▸ **Directions for this task**: Read through the records below and copy each line that uses the word "Hait".
·····
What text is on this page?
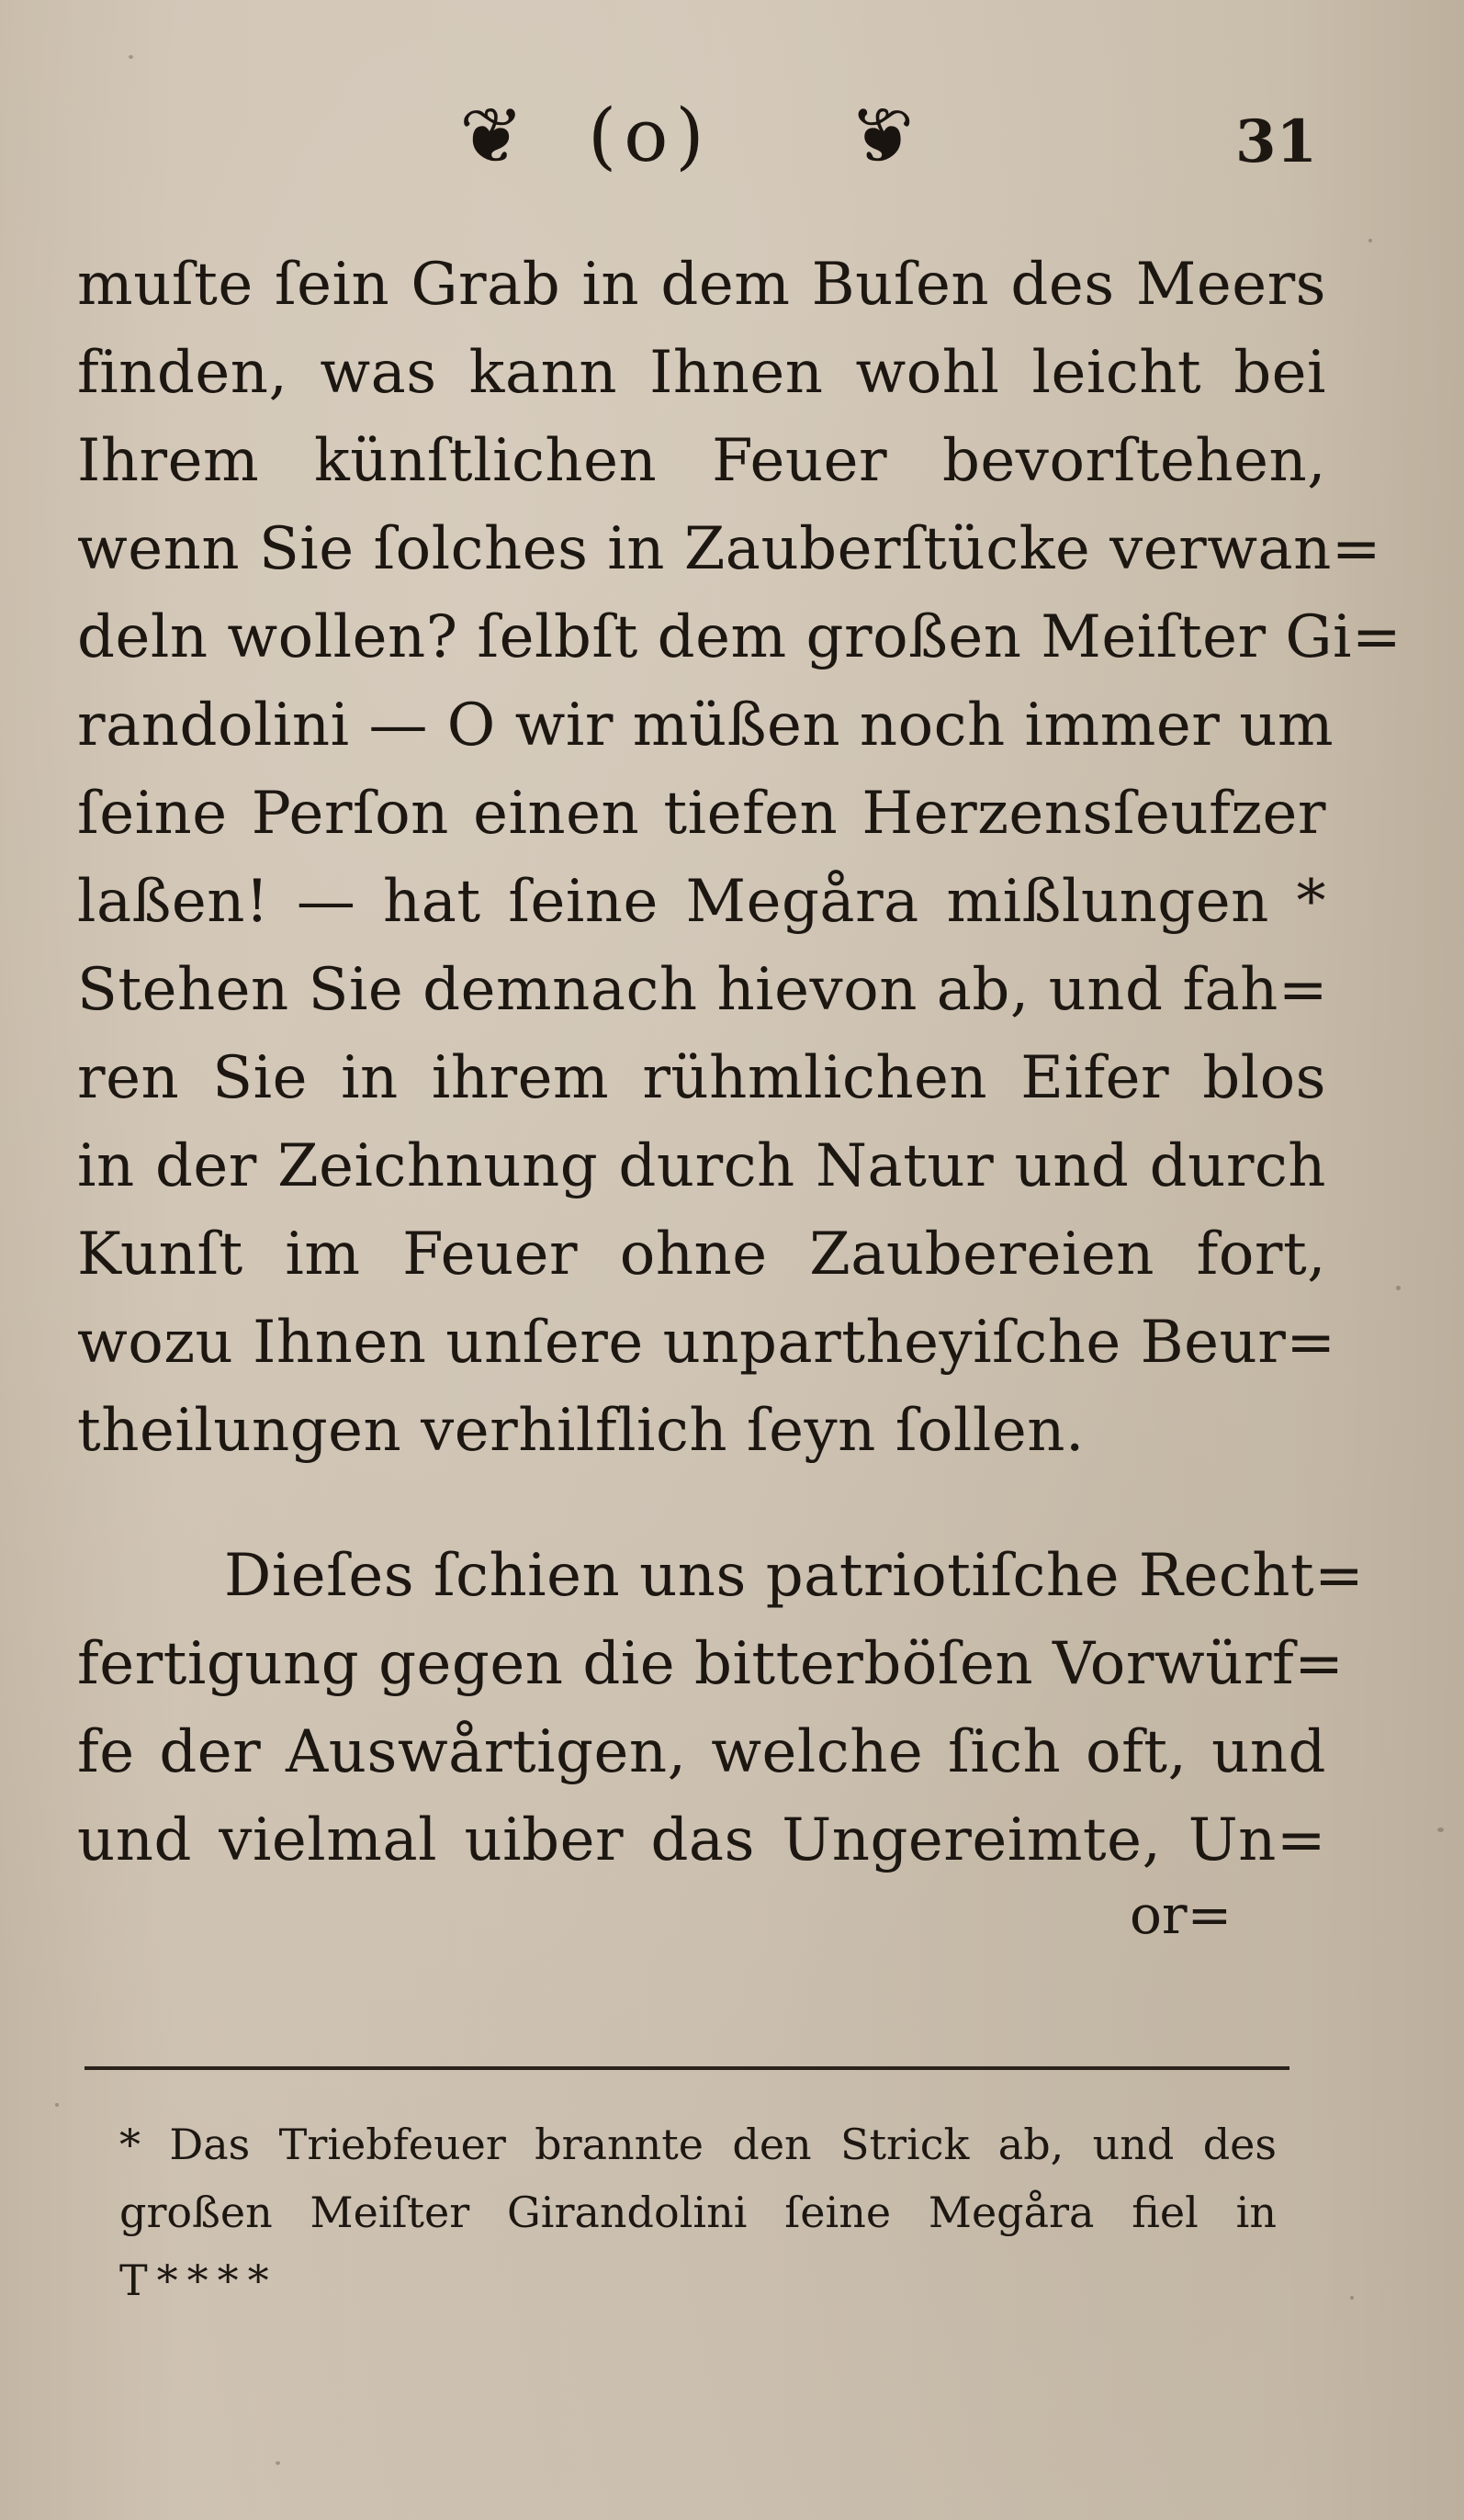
❦ (o) ❦	31
muſte ſein Grab in dem Buſen des Meers
finden, was kann Ihnen wohl leicht bei
Ihrem künſtlichen Feuer bevorſtehen,
wenn Sie ſolches in Zauberſtücke verwan=
deln wollen? ſelbſt dem großen Meiſter Gi=
randolini — O wir müßen noch immer um
ſeine Perſon einen tiefen Herzensſeufzer
laßen! — hat ſeine Megåra mißlungen *
Stehen Sie demnach hievon ab, und fah=
ren Sie in ihrem rühmlichen Eifer blos
in der Zeichnung durch Natur und durch
Kunſt im Feuer ohne Zaubereien fort,
wozu Ihnen unſere unpartheyiſche Beur=
theilungen verhilflich ſeyn ſollen.
Dieſes ſchien uns patriotiſche Recht=
fertigung gegen die bitterböſen Vorwürf=
fe der Auswårtigen, welche ſich oft, und
und vielmal uiber das Ungereimte, Un=
or=
* Das Triebfeuer brannte den Strick ab, und des
großen Meiſter Girandolini ſeine Megåra fiel in
T****
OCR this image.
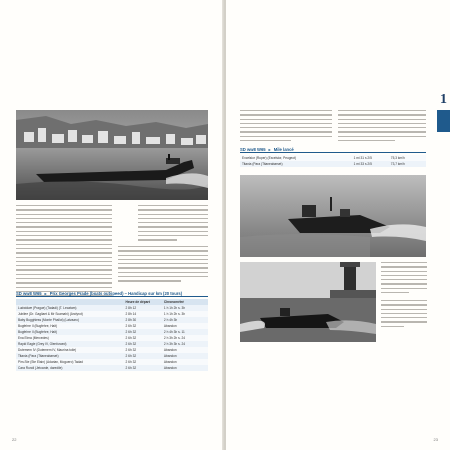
SD ww8 W65 ▸ Prix Georges Prade (boats outspeed) – Handicap sur km (20 tours)
	Heure de départ	Chronométré
Ludwidwe (Prague) (Tadadi) (T. Lecatam)	2 8h 12	1 h 1h 2h s. 3h
Jubilee (Dr. Gagliaet & Mr Scamahi) (Andyrot)	2 8h 14	1 h 1h 2h s. 3h
Baby Bugghiess (Monte Phallot) (Latvaaro)	2 8h 30	2 h 4h 3h
Bugfehre II (Bugfehre, Hait)	2 6h 32	Abandon
Bugfehre II (Bugfehre, Hait)	2 6h 32	2 h 4h 3h s. 11
Ena Elma (Mercedes)	2 6h 32	2 h 3h 2h s. 24
Rapid Eagle (Grey IV, Glenfuraed)	2 6h 32	2 h 3h 3h s. 24
Dutemem IV (Dutemem IV, Maurina toile)	2 6h 32	Abandon
Titania (Para (Titaneabarset)	2 6h 32	Abandon
Pim-Ste (Ste Elain) (Adarian, Moguero) Tadad	2 6h 32	Abandon
Cara Rundi (Jetcarde, daredile)	2 6h 32	Abandon
22
SD ww8 W65 ▸ Mile lancé
Excelsior (Ruper) (Excelsior, Peugeot)	1 mi 31 s 2/5	75,3 km/h
Titania (Para (Titaneabarset)	1 mi 33 s 2/5	73,7 km/h
1
23
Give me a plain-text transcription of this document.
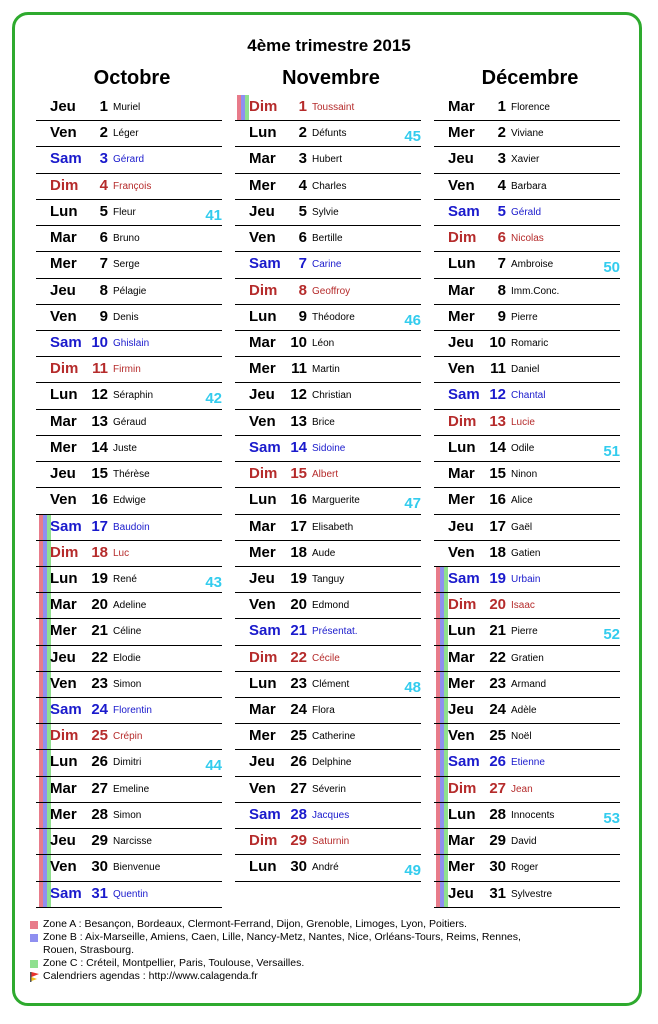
4ème trimestre 2015
Octobre	Novembre	Décembre
Jeu 1 Muriel
Ven 2 Léger
Sam 3 Gérard
Dim 4 François
Lun 5 Fleur	41
Mar 6 Bruno
Mer 7 Serge
Jeu 8 Pélagie
Ven 9 Denis
Sam 10 Ghislain
Dim 11 Firmin
Lun 12 Séraphin	42
Mar 13 Géraud
Mer 14 Juste
Jeu 15 Thérèse
Ven 16 Edwige
Sam 17 Baudoin
Dim 18 Luc
Lun 19 René	43
Mar 20 Adeline
Mer 21 Céline
Jeu 22 Elodie
Ven 23 Simon
Sam 24 Florentin
Dim 25 Crépin
Lun 26 Dimitri	44
Mar 27 Emeline
Mer 28 Simon
Jeu 29 Narcisse
Ven 30 Bienvenue
Sam 31 Quentin
Dim 1 Toussaint
Lun 2 Défunts	45
Mar 3 Hubert
Mer 4 Charles
Jeu 5 Sylvie
Ven 6 Bertille
Sam 7 Carine
Dim 8 Geoffroy
Lun 9 Théodore	46
Mar 10 Léon
Mer 11 Martin
Jeu 12 Christian
Ven 13 Brice
Sam 14 Sidoine
Dim 15 Albert
Lun 16 Marguerite	47
Mar 17 Elisabeth
Mer 18 Aude
Jeu 19 Tanguy
Ven 20 Edmond
Sam 21 Présentat.
Dim 22 Cécile
Lun 23 Clément	48
Mar 24 Flora
Mer 25 Catherine
Jeu 26 Delphine
Ven 27 Séverin
Sam 28 Jacques
Dim 29 Saturnin
Lun 30 André	49
Mar 1 Florence
Mer 2 Viviane
Jeu 3 Xavier
Ven 4 Barbara
Sam 5 Gérald
Dim 6 Nicolas
Lun 7 Ambroise	50
Mar 8 Imm.Conc.
Mer 9 Pierre
Jeu 10 Romaric
Ven 11 Daniel
Sam 12 Chantal
Dim 13 Lucie
Lun 14 Odile	51
Mar 15 Ninon
Mer 16 Alice
Jeu 17 Gaël
Ven 18 Gatien
Sam 19 Urbain
Dim 20 Isaac
Lun 21 Pierre	52
Mar 22 Gratien
Mer 23 Armand
Jeu 24 Adèle
Ven 25 Noël
Sam 26 Etienne
Dim 27 Jean
Lun 28 Innocents	53
Mar 29 David
Mer 30 Roger
Jeu 31 Sylvestre
Zone A : Besançon, Bordeaux, Clermont-Ferrand, Dijon, Grenoble, Limoges, Lyon, Poitiers.
Zone B : Aix-Marseille, Amiens, Caen, Lille, Nancy-Metz, Nantes, Nice, Orléans-Tours, Reims, Rennes,
Rouen, Strasbourg.
Zone C : Créteil, Montpellier, Paris, Toulouse, Versailles.
Calendriers agendas : http://www.calagenda.fr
·····
▸ **Full response**:
Bugfehre II (Bugfehre, Hait)	2 6h 32	Abandon
Bugfehre II (Bugfehre, Hait)	2 6h 32	2 h 4h 3h s. 11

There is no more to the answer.